===== SOURCE MATERIAL =====

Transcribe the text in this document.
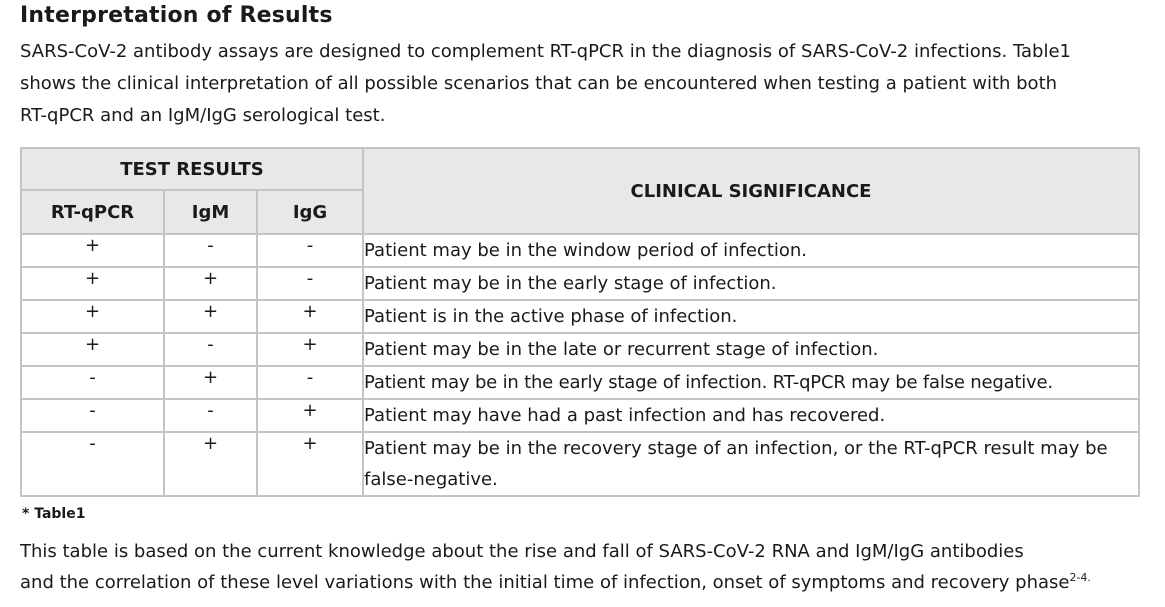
Interpretation of Results
SARS-CoV-2 antibody assays are designed to complement RT-qPCR in the diagnosis of SARS-CoV-2 infections. Table1
shows the clinical interpretation of all possible scenarios that can be encountered when testing a patient with both
RT-qPCR and an IgM/IgG serological test.
TEST RESULTS			CLINICAL SIGNIFICANCE
RT-qPCR	IgM	IgG	
+	-	-	Patient may be in the window period of infection.
+	+	-	Patient may be in the early stage of infection.
+	+	+	Patient is in the active phase of infection.
+	-	+	Patient may be in the late or recurrent stage of infection.
-	+	-	Patient may be in the early stage of infection. RT-qPCR may be false negative.
-	-	+	Patient may have had a past infection and has recovered.
-	+	+	Patient may be in the recovery stage of an infection, or the RT-qPCR result may be false-negative.
* Table1
This table is based on the current knowledge about the rise and fall of SARS-CoV-2 RNA and IgM/IgG antibodies
and the correlation of these level variations with the initial time of infection, onset of symptoms and recovery phase$^{2-4.}$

=====

== PROBLEM DESCRIPTION ==
In the copy, every entry appears exactly as written above and no picture appears.

== SOLUTION TO THIS TASK ==
Transcribe the text in this document.
Interpretation of Results
SARS-CoV-2 antibody assays are designed to complement RT-qPCR in the diagnosis of SARS-CoV-2 infections. Table1
shows the clinical interpretation of all possible scenarios that can be encountered when testing a patient with both
RT-qPCR and an IgM/IgG serological test.
TEST RESULTS			CLINICAL SIGNIFICANCE
RT-qPCR	IgM	IgG	
+	-	-	Patient may be in the window period of infection.
+	+	-	Patient may be in the early stage of infection.
+	+	+	Patient is in the active phase of infection.
+	-	+	Patient may be in the late or recurrent stage of infection.
-	+	-	Patient may be in the early stage of infection. RT-qPCR may be false negative.
-	-	+	Patient may have had a past infection and has recovered.
-	+	+	Patient may be in the recovery stage of an infection, or the RT-qPCR result may be false-negative.
* Table1
This table is based on the current knowledge about the rise and fall of SARS-CoV-2 RNA and IgM/IgG antibodies
and the correlation of these level variations with the initial time of infection, onset of symptoms and recovery phase$^{2-4.}$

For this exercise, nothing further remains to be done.